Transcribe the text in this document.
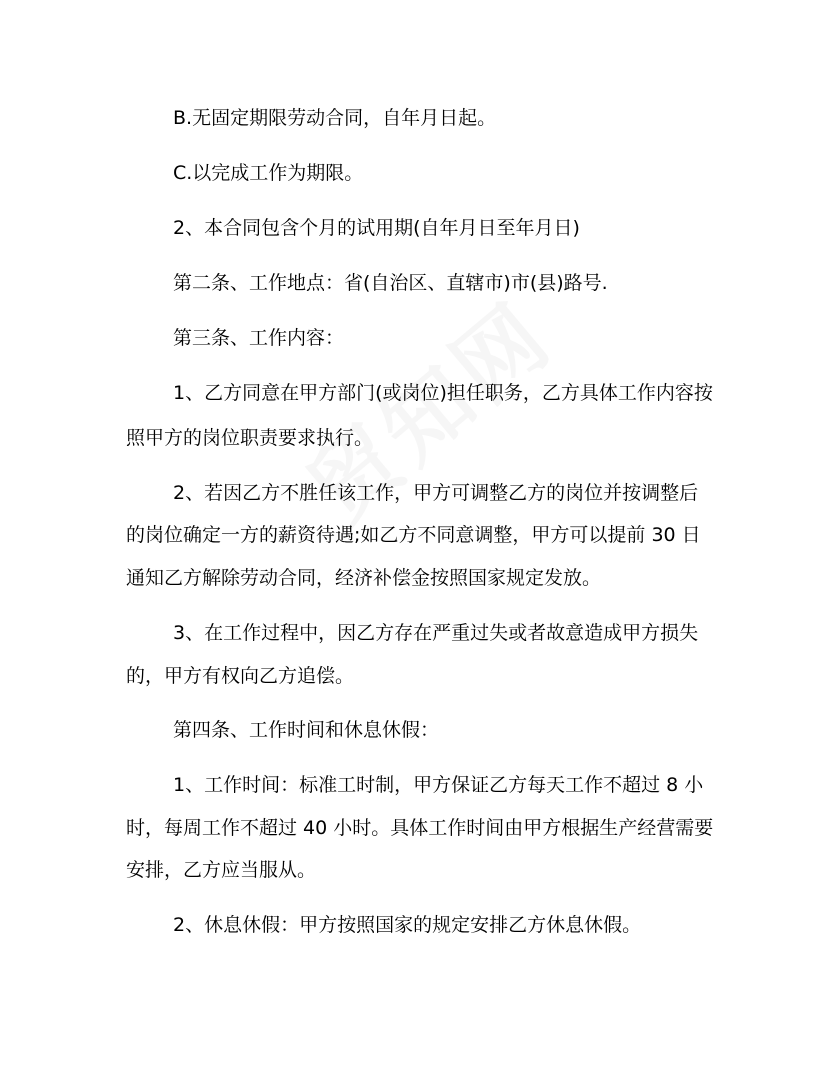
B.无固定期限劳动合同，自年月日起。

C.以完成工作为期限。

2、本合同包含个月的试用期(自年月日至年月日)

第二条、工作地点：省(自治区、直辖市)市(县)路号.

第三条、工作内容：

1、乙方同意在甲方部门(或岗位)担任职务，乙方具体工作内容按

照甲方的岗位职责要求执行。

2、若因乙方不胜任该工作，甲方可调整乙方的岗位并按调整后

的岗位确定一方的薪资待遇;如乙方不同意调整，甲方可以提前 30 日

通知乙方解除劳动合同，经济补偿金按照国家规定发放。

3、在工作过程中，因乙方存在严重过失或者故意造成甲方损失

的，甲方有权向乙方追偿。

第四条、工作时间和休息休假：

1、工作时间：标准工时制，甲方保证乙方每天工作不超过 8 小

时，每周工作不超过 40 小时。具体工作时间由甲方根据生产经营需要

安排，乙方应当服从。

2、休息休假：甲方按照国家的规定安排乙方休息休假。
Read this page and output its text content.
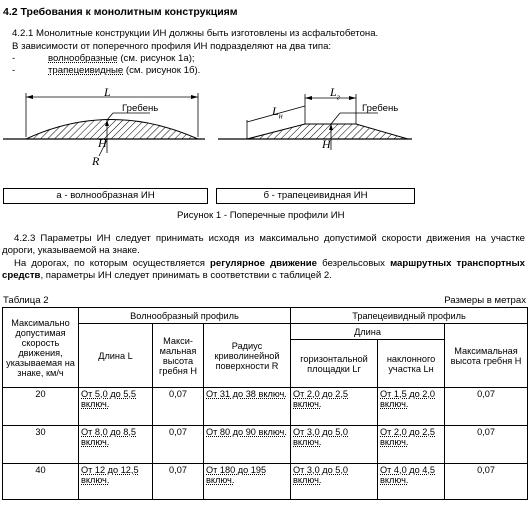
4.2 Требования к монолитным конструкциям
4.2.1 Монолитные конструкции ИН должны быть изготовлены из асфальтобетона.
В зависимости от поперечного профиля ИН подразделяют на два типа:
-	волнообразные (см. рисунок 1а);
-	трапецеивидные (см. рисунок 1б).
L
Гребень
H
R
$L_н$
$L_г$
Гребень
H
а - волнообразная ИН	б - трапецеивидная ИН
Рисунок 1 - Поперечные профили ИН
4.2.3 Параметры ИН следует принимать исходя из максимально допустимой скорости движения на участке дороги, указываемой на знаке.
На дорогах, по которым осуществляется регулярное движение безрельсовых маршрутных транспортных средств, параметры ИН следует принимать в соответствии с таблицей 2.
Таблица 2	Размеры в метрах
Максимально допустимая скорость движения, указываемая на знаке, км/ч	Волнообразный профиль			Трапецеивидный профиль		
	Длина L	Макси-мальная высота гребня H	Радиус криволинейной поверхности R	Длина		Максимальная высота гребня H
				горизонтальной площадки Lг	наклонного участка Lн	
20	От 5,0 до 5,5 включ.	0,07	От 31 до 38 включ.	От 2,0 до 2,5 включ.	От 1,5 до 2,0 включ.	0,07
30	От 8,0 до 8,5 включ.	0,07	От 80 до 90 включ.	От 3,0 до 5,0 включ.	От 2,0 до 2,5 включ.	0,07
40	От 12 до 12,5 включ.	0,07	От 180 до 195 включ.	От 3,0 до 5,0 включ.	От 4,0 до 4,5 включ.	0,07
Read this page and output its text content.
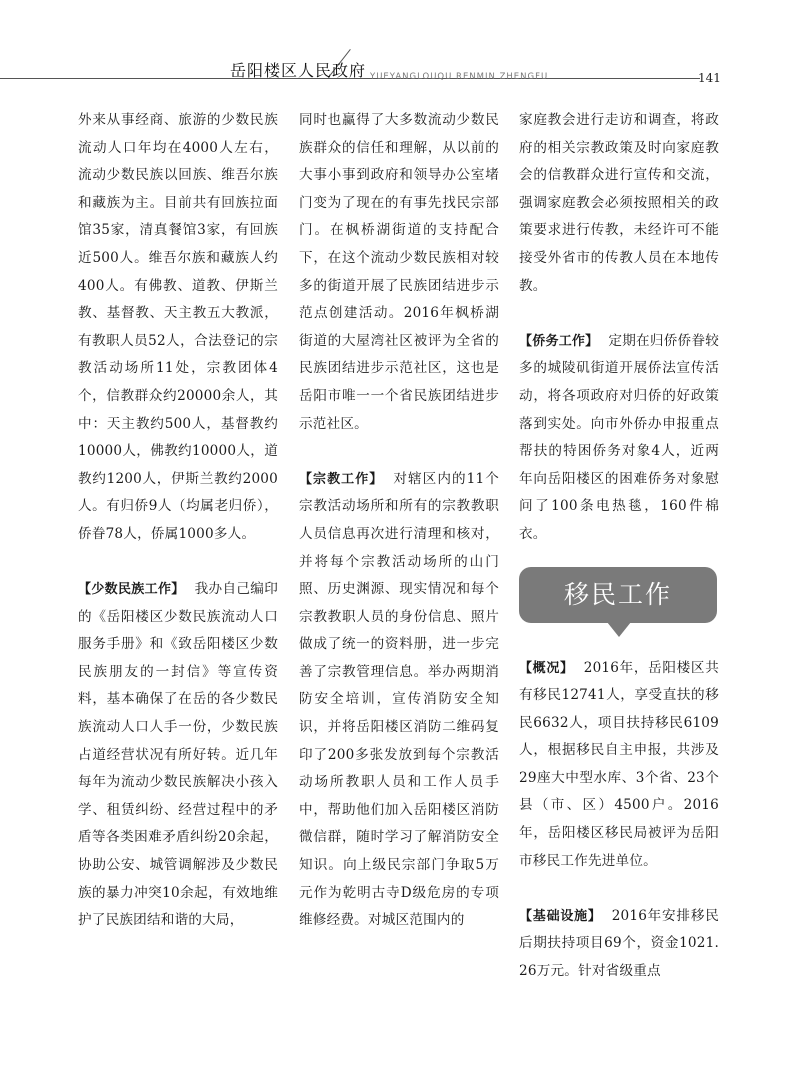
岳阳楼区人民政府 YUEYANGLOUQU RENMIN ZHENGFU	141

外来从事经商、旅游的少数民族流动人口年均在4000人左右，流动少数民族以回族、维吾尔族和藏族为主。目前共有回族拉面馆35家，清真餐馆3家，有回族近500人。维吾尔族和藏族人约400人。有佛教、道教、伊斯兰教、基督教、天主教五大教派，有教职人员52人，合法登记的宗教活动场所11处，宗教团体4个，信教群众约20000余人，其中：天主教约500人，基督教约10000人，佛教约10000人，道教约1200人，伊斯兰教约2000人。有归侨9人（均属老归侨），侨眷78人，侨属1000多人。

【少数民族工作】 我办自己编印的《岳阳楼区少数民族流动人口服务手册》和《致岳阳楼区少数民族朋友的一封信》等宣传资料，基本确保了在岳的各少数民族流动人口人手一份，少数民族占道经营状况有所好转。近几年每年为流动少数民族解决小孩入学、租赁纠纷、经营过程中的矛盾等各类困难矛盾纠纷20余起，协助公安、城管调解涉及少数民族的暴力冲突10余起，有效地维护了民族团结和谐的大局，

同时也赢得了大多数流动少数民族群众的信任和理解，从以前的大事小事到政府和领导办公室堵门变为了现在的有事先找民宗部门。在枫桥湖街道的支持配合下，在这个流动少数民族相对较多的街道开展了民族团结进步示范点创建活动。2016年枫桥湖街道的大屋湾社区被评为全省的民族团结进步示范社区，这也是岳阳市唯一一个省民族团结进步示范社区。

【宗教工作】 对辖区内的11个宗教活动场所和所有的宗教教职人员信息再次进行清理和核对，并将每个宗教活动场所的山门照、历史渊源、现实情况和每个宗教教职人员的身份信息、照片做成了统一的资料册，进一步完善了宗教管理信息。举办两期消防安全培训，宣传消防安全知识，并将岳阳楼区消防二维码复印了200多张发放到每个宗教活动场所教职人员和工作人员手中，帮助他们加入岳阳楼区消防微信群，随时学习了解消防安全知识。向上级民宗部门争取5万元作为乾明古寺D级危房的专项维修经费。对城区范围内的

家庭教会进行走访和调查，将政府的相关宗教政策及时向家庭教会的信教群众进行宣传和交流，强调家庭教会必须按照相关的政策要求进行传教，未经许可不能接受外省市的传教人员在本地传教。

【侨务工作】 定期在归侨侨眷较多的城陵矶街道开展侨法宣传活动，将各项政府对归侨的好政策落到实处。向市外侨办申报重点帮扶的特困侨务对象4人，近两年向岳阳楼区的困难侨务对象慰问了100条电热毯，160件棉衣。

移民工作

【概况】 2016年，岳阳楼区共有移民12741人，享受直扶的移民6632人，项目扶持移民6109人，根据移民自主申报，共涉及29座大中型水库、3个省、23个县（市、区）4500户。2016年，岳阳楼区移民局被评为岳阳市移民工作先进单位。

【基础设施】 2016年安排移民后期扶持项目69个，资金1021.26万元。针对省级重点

Stated goal:
Without including any pictures, print all of the material exactly as given.

The answer:
Transcribe the text in this document.
B.无固定期限劳动合同，自年月日起。

C.以完成工作为期限。

2、本合同包含个月的试用期(自年月日至年月日)

第二条、工作地点：省(自治区、直辖市)市(县)路号.

第三条、工作内容：

1、乙方同意在甲方部门(或岗位)担任职务，乙方具体工作内容按

照甲方的岗位职责要求执行。

2、若因乙方不胜任该工作，甲方可调整乙方的岗位并按调整后

的岗位确定一方的薪资待遇;如乙方不同意调整，甲方可以提前 30 日

通知乙方解除劳动合同，经济补偿金按照国家规定发放。

3、在工作过程中，因乙方存在严重过失或者故意造成甲方损失

的，甲方有权向乙方追偿。

第四条、工作时间和休息休假：

1、工作时间：标准工时制，甲方保证乙方每天工作不超过 8 小

时，每周工作不超过 40 小时。具体工作时间由甲方根据生产经营需要

安排，乙方应当服从。

2、休息休假：甲方按照国家的规定安排乙方休息休假。
Read this page and output its text content.
4.2 Требования к монолитным конструкциям
4.2.1 Монолитные конструкции ИН должны быть изготовлены из асфальтобетона.
В зависимости от поперечного профиля ИН подразделяют на два типа:
-	волнообразные (см. рисунок 1а);
-	трапецеивидные (см. рисунок 1б).
L
Гребень
H
R
$L_н$
$L_г$
Гребень
H
а - волнообразная ИН	б - трапецеивидная ИН
Рисунок 1 - Поперечные профили ИН
4.2.3 Параметры ИН следует принимать исходя из максимально допустимой скорости движения на участке дороги, указываемой на знаке.
На дорогах, по которым осуществляется регулярное движение безрельсовых маршрутных транспортных средств, параметры ИН следует принимать в соответствии с таблицей 2.
Таблица 2	Размеры в метрах
Максимально допустимая скорость движения, указываемая на знаке, км/ч	Волнообразный профиль			Трапецеивидный профиль		
	Длина L	Макси-мальная высота гребня H	Радиус криволинейной поверхности R	Длина		Максимальная высота гребня H
				горизонтальной площадки Lг	наклонного участка Lн	
20	От 5,0 до 5,5 включ.	0,07	От 31 до 38 включ.	От 2,0 до 2,5 включ.	От 1,5 до 2,0 включ.	0,07
30	От 8,0 до 8,5 включ.	0,07	От 80 до 90 включ.	От 3,0 до 5,0 включ.	От 2,0 до 2,5 включ.	0,07
40	От 12 до 12,5 включ.	0,07	От 180 до 195 включ.	От 3,0 до 5,0 включ.	От 4,0 до 4,5 включ.	0,07
Read this page and output its text content.
岳阳楼区人民政府 YUEYANGLOUQU RENMIN ZHENGFU	141

外来从事经商、旅游的少数民族流动人口年均在4000人左右，流动少数民族以回族、维吾尔族和藏族为主。目前共有回族拉面馆35家，清真餐馆3家，有回族近500人。维吾尔族和藏族人约400人。有佛教、道教、伊斯兰教、基督教、天主教五大教派，有教职人员52人，合法登记的宗教活动场所11处，宗教团体4个，信教群众约20000余人，其中：天主教约500人，基督教约10000人，佛教约10000人，道教约1200人，伊斯兰教约2000人。有归侨9人（均属老归侨），侨眷78人，侨属1000多人。

【少数民族工作】 我办自己编印的《岳阳楼区少数民族流动人口服务手册》和《致岳阳楼区少数民族朋友的一封信》等宣传资料，基本确保了在岳的各少数民族流动人口人手一份，少数民族占道经营状况有所好转。近几年每年为流动少数民族解决小孩入学、租赁纠纷、经营过程中的矛盾等各类困难矛盾纠纷20余起，协助公安、城管调解涉及少数民族的暴力冲突10余起，有效地维护了民族团结和谐的大局，

同时也赢得了大多数流动少数民族群众的信任和理解，从以前的大事小事到政府和领导办公室堵门变为了现在的有事先找民宗部门。在枫桥湖街道的支持配合下，在这个流动少数民族相对较多的街道开展了民族团结进步示范点创建活动。2016年枫桥湖街道的大屋湾社区被评为全省的民族团结进步示范社区，这也是岳阳市唯一一个省民族团结进步示范社区。

【宗教工作】 对辖区内的11个宗教活动场所和所有的宗教教职人员信息再次进行清理和核对，并将每个宗教活动场所的山门照、历史渊源、现实情况和每个宗教教职人员的身份信息、照片做成了统一的资料册，进一步完善了宗教管理信息。举办两期消防安全培训，宣传消防安全知识，并将岳阳楼区消防二维码复印了200多张发放到每个宗教活动场所教职人员和工作人员手中，帮助他们加入岳阳楼区消防微信群，随时学习了解消防安全知识。向上级民宗部门争取5万元作为乾明古寺D级危房的专项维修经费。对城区范围内的

家庭教会进行走访和调查，将政府的相关宗教政策及时向家庭教会的信教群众进行宣传和交流，强调家庭教会必须按照相关的政策要求进行传教，未经许可不能接受外省市的传教人员在本地传教。

【侨务工作】 定期在归侨侨眷较多的城陵矶街道开展侨法宣传活动，将各项政府对归侨的好政策落到实处。向市外侨办申报重点帮扶的特困侨务对象4人，近两年向岳阳楼区的困难侨务对象慰问了100条电热毯，160件棉衣。

移民工作

【概况】 2016年，岳阳楼区共有移民12741人，享受直扶的移民6632人，项目扶持移民6109人，根据移民自主申报，共涉及29座大中型水库、3个省、23个县（市、区）4500户。2016年，岳阳楼区移民局被评为岳阳市移民工作先进单位。

【基础设施】 2016年安排移民后期扶持项目69个，资金1021.26万元。针对省级重点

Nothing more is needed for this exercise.